Work out how many lines of the listing hold the string "Appareils". Answer with that number alone.

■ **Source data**
· · ·

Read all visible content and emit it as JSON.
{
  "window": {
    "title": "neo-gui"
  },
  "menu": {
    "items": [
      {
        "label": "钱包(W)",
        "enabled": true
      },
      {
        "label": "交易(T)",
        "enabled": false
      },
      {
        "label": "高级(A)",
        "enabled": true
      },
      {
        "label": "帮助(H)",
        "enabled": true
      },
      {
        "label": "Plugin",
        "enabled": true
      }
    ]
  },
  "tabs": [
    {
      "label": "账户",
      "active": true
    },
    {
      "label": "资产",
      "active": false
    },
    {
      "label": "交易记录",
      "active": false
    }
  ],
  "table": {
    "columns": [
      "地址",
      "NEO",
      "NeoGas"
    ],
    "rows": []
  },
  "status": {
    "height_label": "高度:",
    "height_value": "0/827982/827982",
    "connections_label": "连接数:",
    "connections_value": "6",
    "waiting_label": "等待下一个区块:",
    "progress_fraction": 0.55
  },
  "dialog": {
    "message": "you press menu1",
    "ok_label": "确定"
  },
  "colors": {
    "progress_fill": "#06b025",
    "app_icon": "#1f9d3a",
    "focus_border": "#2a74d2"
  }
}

· · ·

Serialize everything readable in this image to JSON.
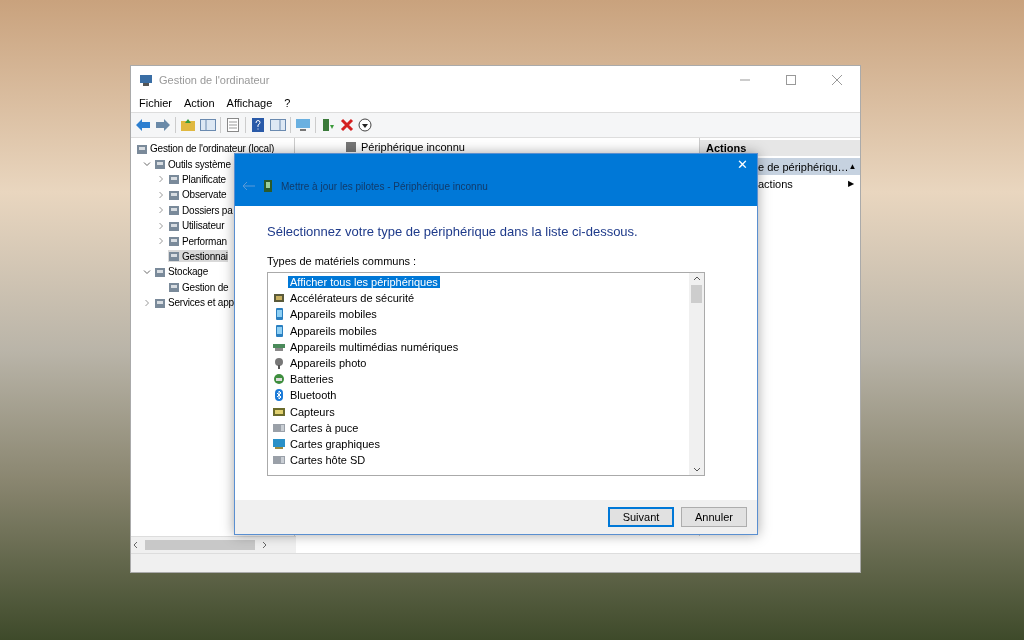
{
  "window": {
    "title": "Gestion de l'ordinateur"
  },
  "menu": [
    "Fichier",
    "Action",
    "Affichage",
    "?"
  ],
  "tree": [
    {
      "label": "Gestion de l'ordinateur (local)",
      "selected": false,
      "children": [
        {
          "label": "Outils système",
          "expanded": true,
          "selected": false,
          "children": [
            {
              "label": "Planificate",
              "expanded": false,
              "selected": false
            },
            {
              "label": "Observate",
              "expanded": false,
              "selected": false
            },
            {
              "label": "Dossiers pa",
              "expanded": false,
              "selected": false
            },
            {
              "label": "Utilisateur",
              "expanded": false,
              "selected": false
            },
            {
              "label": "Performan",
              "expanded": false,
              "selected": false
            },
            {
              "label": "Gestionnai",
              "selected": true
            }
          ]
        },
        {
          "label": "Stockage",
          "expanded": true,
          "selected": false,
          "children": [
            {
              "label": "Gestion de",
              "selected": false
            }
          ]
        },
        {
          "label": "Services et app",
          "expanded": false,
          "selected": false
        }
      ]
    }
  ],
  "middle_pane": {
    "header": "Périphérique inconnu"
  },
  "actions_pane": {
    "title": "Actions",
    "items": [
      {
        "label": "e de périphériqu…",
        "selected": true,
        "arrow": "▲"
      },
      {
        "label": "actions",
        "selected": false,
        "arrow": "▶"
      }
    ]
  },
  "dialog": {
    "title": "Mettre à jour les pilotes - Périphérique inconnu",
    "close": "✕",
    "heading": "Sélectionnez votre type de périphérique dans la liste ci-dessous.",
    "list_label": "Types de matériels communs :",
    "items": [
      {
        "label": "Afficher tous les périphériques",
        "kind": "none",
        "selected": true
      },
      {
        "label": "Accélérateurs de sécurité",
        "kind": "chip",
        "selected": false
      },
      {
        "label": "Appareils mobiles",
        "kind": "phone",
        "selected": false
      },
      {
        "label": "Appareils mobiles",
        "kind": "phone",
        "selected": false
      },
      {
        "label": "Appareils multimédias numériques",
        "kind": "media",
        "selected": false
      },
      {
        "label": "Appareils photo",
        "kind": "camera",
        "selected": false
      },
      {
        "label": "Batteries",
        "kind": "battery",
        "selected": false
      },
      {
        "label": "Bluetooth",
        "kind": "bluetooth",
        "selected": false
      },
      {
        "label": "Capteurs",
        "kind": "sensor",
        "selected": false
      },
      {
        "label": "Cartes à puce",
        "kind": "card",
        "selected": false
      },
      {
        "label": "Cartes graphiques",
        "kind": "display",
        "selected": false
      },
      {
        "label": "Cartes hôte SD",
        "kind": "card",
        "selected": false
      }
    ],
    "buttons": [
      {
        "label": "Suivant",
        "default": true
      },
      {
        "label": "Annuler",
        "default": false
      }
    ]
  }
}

· · ·

■ **Expected answer**
4